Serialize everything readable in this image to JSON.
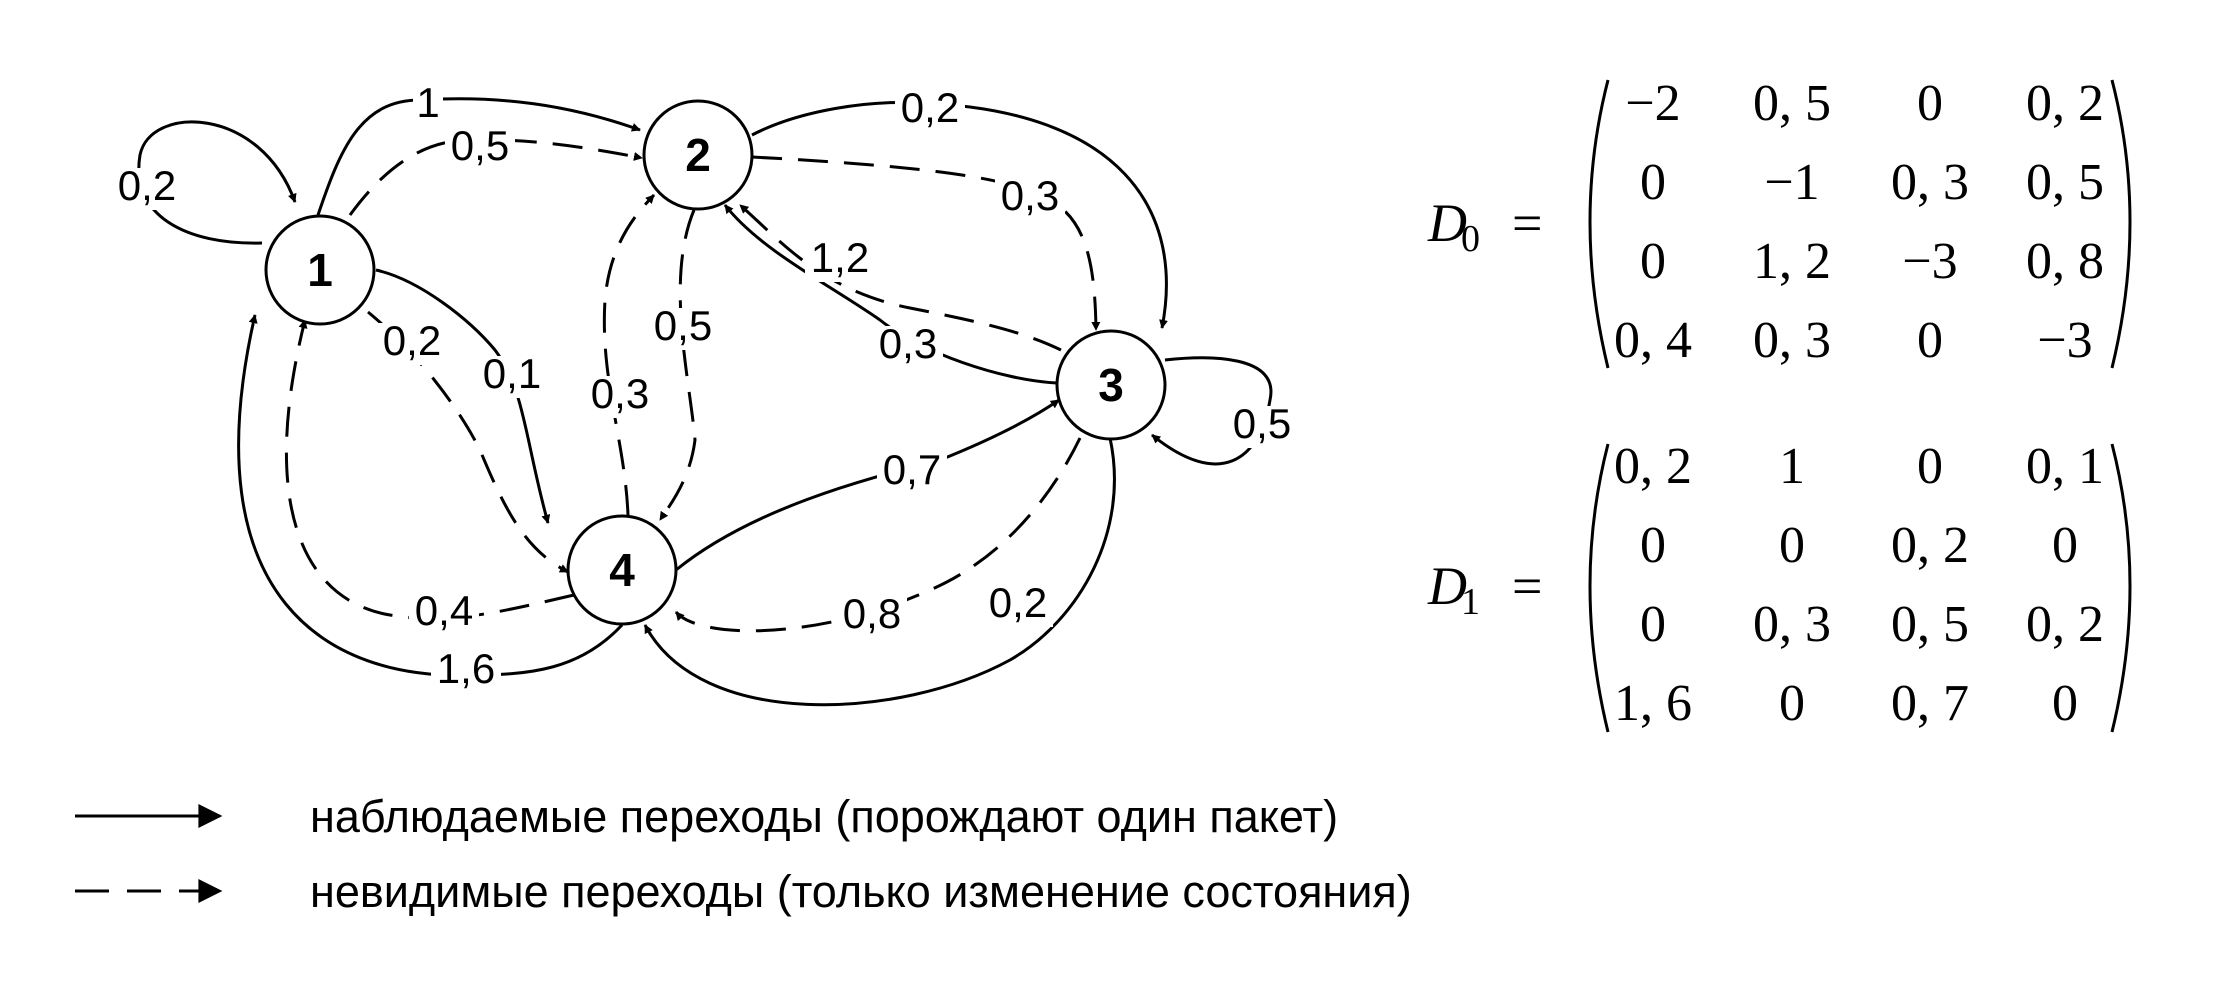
{
  "states": [
    {
      "id": "1",
      "label": "1"
    },
    {
      "id": "2",
      "label": "2"
    },
    {
      "id": "3",
      "label": "3"
    },
    {
      "id": "4",
      "label": "4"
    }
  ],
  "edges": [
    {
      "from": "1",
      "to": "1",
      "label": "0,2",
      "style": "solid"
    },
    {
      "from": "1",
      "to": "2",
      "label": "1",
      "style": "solid"
    },
    {
      "from": "1",
      "to": "2",
      "label": "0,5",
      "style": "dashed"
    },
    {
      "from": "1",
      "to": "4",
      "label": "0,1",
      "style": "solid"
    },
    {
      "from": "1",
      "to": "4",
      "label": "0,2",
      "style": "dashed"
    },
    {
      "from": "2",
      "to": "3",
      "label": "0,2",
      "style": "solid"
    },
    {
      "from": "2",
      "to": "3",
      "label": "0,3",
      "style": "dashed"
    },
    {
      "from": "2",
      "to": "4",
      "label": "0,5",
      "style": "dashed"
    },
    {
      "from": "3",
      "to": "2",
      "label": "1,2",
      "style": "dashed"
    },
    {
      "from": "3",
      "to": "2",
      "label": "0,3",
      "style": "solid"
    },
    {
      "from": "3",
      "to": "3",
      "label": "0,5",
      "style": "solid"
    },
    {
      "from": "3",
      "to": "4",
      "label": "0,8",
      "style": "dashed"
    },
    {
      "from": "3",
      "to": "4",
      "label": "0,2",
      "style": "solid"
    },
    {
      "from": "4",
      "to": "3",
      "label": "0,7",
      "style": "solid"
    },
    {
      "from": "4",
      "to": "2",
      "label": "0,3",
      "style": "dashed"
    },
    {
      "from": "4",
      "to": "1",
      "label": "0,4",
      "style": "dashed"
    },
    {
      "from": "4",
      "to": "1",
      "label": "1,6",
      "style": "solid"
    }
  ],
  "matrices": [
    {
      "name": "D",
      "subscript": "0",
      "equals": "=",
      "rows": [
        [
          "−2",
          "0, 5",
          "0",
          "0, 2"
        ],
        [
          "0",
          "−1",
          "0, 3",
          "0, 5"
        ],
        [
          "0",
          "1, 2",
          "−3",
          "0, 8"
        ],
        [
          "0, 4",
          "0, 3",
          "0",
          "−3"
        ]
      ]
    },
    {
      "name": "D",
      "subscript": "1",
      "equals": "=",
      "rows": [
        [
          "0, 2",
          "1",
          "0",
          "0, 1"
        ],
        [
          "0",
          "0",
          "0, 2",
          "0"
        ],
        [
          "0",
          "0, 3",
          "0, 5",
          "0, 2"
        ],
        [
          "1, 6",
          "0",
          "0, 7",
          "0"
        ]
      ]
    }
  ],
  "legend": [
    {
      "style": "solid",
      "text": "наблюдаемые переходы (порождают один пакет)"
    },
    {
      "style": "dashed",
      "text": "невидимые переходы (только изменение состояния)"
    }
  ]
}
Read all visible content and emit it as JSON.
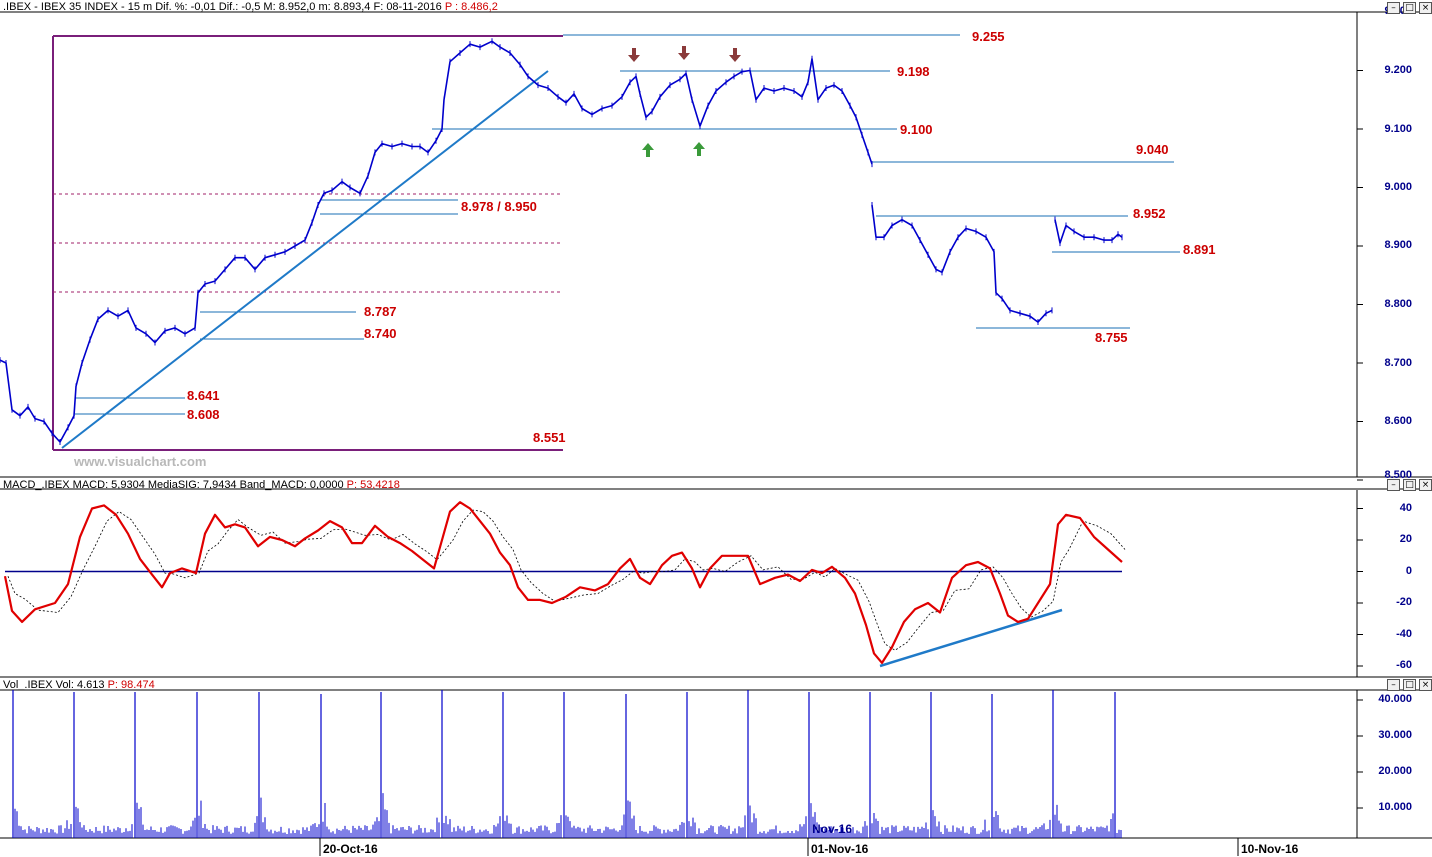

__________________________________________________

INSTRUCTIONS TO FOLLOW
What comes back should match the records exactly, minus any pictures.

CORRECT ANSWER
Serialize everything readable in this image to JSON.
{
  "states": [
    {
      "id": "1",
      "label": "1"
    },
    {
      "id": "2",
      "label": "2"
    },
    {
      "id": "3",
      "label": "3"
    },
    {
      "id": "4",
      "label": "4"
    }
  ],
  "edges": [
    {
      "from": "1",
      "to": "1",
      "label": "0,2",
      "style": "solid"
    },
    {
      "from": "1",
      "to": "2",
      "label": "1",
      "style": "solid"
    },
    {
      "from": "1",
      "to": "2",
      "label": "0,5",
      "style": "dashed"
    },
    {
      "from": "1",
      "to": "4",
      "label": "0,1",
      "style": "solid"
    },
    {
      "from": "1",
      "to": "4",
      "label": "0,2",
      "style": "dashed"
    },
    {
      "from": "2",
      "to": "3",
      "label": "0,2",
      "style": "solid"
    },
    {
      "from": "2",
      "to": "3",
      "label": "0,3",
      "style": "dashed"
    },
    {
      "from": "2",
      "to": "4",
      "label": "0,5",
      "style": "dashed"
    },
    {
      "from": "3",
      "to": "2",
      "label": "1,2",
      "style": "dashed"
    },
    {
      "from": "3",
      "to": "2",
      "label": "0,3",
      "style": "solid"
    },
    {
      "from": "3",
      "to": "3",
      "label": "0,5",
      "style": "solid"
    },
    {
      "from": "3",
      "to": "4",
      "label": "0,8",
      "style": "dashed"
    },
    {
      "from": "3",
      "to": "4",
      "label": "0,2",
      "style": "solid"
    },
    {
      "from": "4",
      "to": "3",
      "label": "0,7",
      "style": "solid"
    },
    {
      "from": "4",
      "to": "2",
      "label": "0,3",
      "style": "dashed"
    },
    {
      "from": "4",
      "to": "1",
      "label": "0,4",
      "style": "dashed"
    },
    {
      "from": "4",
      "to": "1",
      "label": "1,6",
      "style": "solid"
    }
  ],
  "matrices": [
    {
      "name": "D",
      "subscript": "0",
      "equals": "=",
      "rows": [
        [
          "−2",
          "0, 5",
          "0",
          "0, 2"
        ],
        [
          "0",
          "−1",
          "0, 3",
          "0, 5"
        ],
        [
          "0",
          "1, 2",
          "−3",
          "0, 8"
        ],
        [
          "0, 4",
          "0, 3",
          "0",
          "−3"
        ]
      ]
    },
    {
      "name": "D",
      "subscript": "1",
      "equals": "=",
      "rows": [
        [
          "0, 2",
          "1",
          "0",
          "0, 1"
        ],
        [
          "0",
          "0",
          "0, 2",
          "0"
        ],
        [
          "0",
          "0, 3",
          "0, 5",
          "0, 2"
        ],
        [
          "1, 6",
          "0",
          "0, 7",
          "0"
        ]
      ]
    }
  ],
  "legend": [
    {
      "style": "solid",
      "text": "наблюдаемые переходы (порождают один пакет)"
    },
    {
      "style": "dashed",
      "text": "невидимые переходы (только изменение состояния)"
    }
  ]
}
Read all visible content and emit it as JSON.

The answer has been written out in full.